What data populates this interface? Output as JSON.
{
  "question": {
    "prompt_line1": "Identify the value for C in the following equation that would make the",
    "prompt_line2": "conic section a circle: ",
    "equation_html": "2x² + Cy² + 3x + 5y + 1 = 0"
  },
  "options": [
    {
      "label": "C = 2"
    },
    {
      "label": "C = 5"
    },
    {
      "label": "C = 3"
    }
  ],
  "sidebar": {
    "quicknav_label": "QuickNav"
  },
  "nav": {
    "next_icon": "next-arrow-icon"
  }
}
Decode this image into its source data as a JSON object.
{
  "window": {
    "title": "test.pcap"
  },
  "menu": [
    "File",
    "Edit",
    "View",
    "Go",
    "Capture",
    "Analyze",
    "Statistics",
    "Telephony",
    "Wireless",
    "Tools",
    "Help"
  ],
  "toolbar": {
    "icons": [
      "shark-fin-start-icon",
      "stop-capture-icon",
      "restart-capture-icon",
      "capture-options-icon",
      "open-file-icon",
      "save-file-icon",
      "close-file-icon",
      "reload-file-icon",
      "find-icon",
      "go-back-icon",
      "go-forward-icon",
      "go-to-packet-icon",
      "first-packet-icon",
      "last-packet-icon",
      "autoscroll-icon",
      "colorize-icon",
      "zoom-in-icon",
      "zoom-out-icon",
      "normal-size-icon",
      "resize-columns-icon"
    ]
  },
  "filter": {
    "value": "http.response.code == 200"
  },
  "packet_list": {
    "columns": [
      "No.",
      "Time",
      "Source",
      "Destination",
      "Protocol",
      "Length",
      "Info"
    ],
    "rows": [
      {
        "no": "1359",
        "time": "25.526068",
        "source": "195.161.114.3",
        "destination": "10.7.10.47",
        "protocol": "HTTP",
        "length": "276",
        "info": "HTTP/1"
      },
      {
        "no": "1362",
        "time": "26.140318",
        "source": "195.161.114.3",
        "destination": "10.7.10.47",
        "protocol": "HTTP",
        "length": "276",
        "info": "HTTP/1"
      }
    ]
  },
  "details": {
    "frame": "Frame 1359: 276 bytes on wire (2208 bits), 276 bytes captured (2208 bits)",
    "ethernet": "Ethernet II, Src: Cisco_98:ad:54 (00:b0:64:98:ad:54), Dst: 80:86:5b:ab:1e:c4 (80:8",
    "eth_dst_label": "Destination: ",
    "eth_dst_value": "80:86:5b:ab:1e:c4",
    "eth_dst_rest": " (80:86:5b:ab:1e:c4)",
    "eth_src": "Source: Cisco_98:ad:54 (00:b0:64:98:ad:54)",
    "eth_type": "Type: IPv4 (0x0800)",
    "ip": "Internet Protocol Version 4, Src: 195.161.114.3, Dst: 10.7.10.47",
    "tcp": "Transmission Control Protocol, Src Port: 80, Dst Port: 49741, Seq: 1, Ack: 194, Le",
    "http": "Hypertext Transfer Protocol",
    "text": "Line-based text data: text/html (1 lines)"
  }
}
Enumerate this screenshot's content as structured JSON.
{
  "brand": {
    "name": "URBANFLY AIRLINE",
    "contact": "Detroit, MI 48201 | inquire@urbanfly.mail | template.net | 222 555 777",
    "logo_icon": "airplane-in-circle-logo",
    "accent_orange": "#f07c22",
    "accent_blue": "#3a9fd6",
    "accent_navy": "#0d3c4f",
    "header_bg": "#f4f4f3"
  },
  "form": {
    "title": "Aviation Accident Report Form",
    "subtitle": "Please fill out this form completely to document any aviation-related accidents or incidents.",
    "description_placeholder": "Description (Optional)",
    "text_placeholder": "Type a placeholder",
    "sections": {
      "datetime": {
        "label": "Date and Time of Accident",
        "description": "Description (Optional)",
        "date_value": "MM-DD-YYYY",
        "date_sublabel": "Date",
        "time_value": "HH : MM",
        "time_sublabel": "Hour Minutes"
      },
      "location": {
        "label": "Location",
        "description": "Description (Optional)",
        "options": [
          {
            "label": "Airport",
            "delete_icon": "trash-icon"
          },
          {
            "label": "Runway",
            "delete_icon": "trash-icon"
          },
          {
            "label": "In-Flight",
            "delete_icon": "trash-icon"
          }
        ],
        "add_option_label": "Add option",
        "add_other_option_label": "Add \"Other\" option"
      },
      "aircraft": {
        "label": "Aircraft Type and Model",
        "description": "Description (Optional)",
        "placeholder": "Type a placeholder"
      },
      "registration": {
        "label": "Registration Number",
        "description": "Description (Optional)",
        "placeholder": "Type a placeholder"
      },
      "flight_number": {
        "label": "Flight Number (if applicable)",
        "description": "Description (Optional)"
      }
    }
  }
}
——————————
Aim of the task:
Each record must be returned exactly as it is written.

Solution to this exercise:
What data populates this interface? Output as JSON.
{
  "question": {
    "prompt_line1": "Identify the value for C in the following equation that would make the",
    "prompt_line2": "conic section a circle: ",
    "equation_html": "2x² + Cy² + 3x + 5y + 1 = 0"
  },
  "options": [
    {
      "label": "C = 2"
    },
    {
      "label": "C = 5"
    },
    {
      "label": "C = 3"
    }
  ],
  "sidebar": {
    "quicknav_label": "QuickNav"
  },
  "nav": {
    "next_icon": "next-arrow-icon"
  }
}
Decode this image into its source data as a JSON object.
{
  "window": {
    "title": "test.pcap"
  },
  "menu": [
    "File",
    "Edit",
    "View",
    "Go",
    "Capture",
    "Analyze",
    "Statistics",
    "Telephony",
    "Wireless",
    "Tools",
    "Help"
  ],
  "toolbar": {
    "icons": [
      "shark-fin-start-icon",
      "stop-capture-icon",
      "restart-capture-icon",
      "capture-options-icon",
      "open-file-icon",
      "save-file-icon",
      "close-file-icon",
      "reload-file-icon",
      "find-icon",
      "go-back-icon",
      "go-forward-icon",
      "go-to-packet-icon",
      "first-packet-icon",
      "last-packet-icon",
      "autoscroll-icon",
      "colorize-icon",
      "zoom-in-icon",
      "zoom-out-icon",
      "normal-size-icon",
      "resize-columns-icon"
    ]
  },
  "filter": {
    "value": "http.response.code == 200"
  },
  "packet_list": {
    "columns": [
      "No.",
      "Time",
      "Source",
      "Destination",
      "Protocol",
      "Length",
      "Info"
    ],
    "rows": [
      {
        "no": "1359",
        "time": "25.526068",
        "source": "195.161.114.3",
        "destination": "10.7.10.47",
        "protocol": "HTTP",
        "length": "276",
        "info": "HTTP/1"
      },
      {
        "no": "1362",
        "time": "26.140318",
        "source": "195.161.114.3",
        "destination": "10.7.10.47",
        "protocol": "HTTP",
        "length": "276",
        "info": "HTTP/1"
      }
    ]
  },
  "details": {
    "frame": "Frame 1359: 276 bytes on wire (2208 bits), 276 bytes captured (2208 bits)",
    "ethernet": "Ethernet II, Src: Cisco_98:ad:54 (00:b0:64:98:ad:54), Dst: 80:86:5b:ab:1e:c4 (80:8",
    "eth_dst_label": "Destination: ",
    "eth_dst_value": "80:86:5b:ab:1e:c4",
    "eth_dst_rest": " (80:86:5b:ab:1e:c4)",
    "eth_src": "Source: Cisco_98:ad:54 (00:b0:64:98:ad:54)",
    "eth_type": "Type: IPv4 (0x0800)",
    "ip": "Internet Protocol Version 4, Src: 195.161.114.3, Dst: 10.7.10.47",
    "tcp": "Transmission Control Protocol, Src Port: 80, Dst Port: 49741, Seq: 1, Ack: 194, Le",
    "http": "Hypertext Transfer Protocol",
    "text": "Line-based text data: text/html (1 lines)"
  }
}
Enumerate this screenshot's content as structured JSON.
{
  "brand": {
    "name": "URBANFLY AIRLINE",
    "contact": "Detroit, MI 48201 | inquire@urbanfly.mail | template.net | 222 555 777",
    "logo_icon": "airplane-in-circle-logo",
    "accent_orange": "#f07c22",
    "accent_blue": "#3a9fd6",
    "accent_navy": "#0d3c4f",
    "header_bg": "#f4f4f3"
  },
  "form": {
    "title": "Aviation Accident Report Form",
    "subtitle": "Please fill out this form completely to document any aviation-related accidents or incidents.",
    "description_placeholder": "Description (Optional)",
    "text_placeholder": "Type a placeholder",
    "sections": {
      "datetime": {
        "label": "Date and Time of Accident",
        "description": "Description (Optional)",
        "date_value": "MM-DD-YYYY",
        "date_sublabel": "Date",
        "time_value": "HH : MM",
        "time_sublabel": "Hour Minutes"
      },
      "location": {
        "label": "Location",
        "description": "Description (Optional)",
        "options": [
          {
            "label": "Airport",
            "delete_icon": "trash-icon"
          },
          {
            "label": "Runway",
            "delete_icon": "trash-icon"
          },
          {
            "label": "In-Flight",
            "delete_icon": "trash-icon"
          }
        ],
        "add_option_label": "Add option",
        "add_other_option_label": "Add \"Other\" option"
      },
      "aircraft": {
        "label": "Aircraft Type and Model",
        "description": "Description (Optional)",
        "placeholder": "Type a placeholder"
      },
      "registration": {
        "label": "Registration Number",
        "description": "Description (Optional)",
        "placeholder": "Type a placeholder"
      },
      "flight_number": {
        "label": "Flight Number (if applicable)",
        "description": "Description (Optional)"
      }
    }
  }
}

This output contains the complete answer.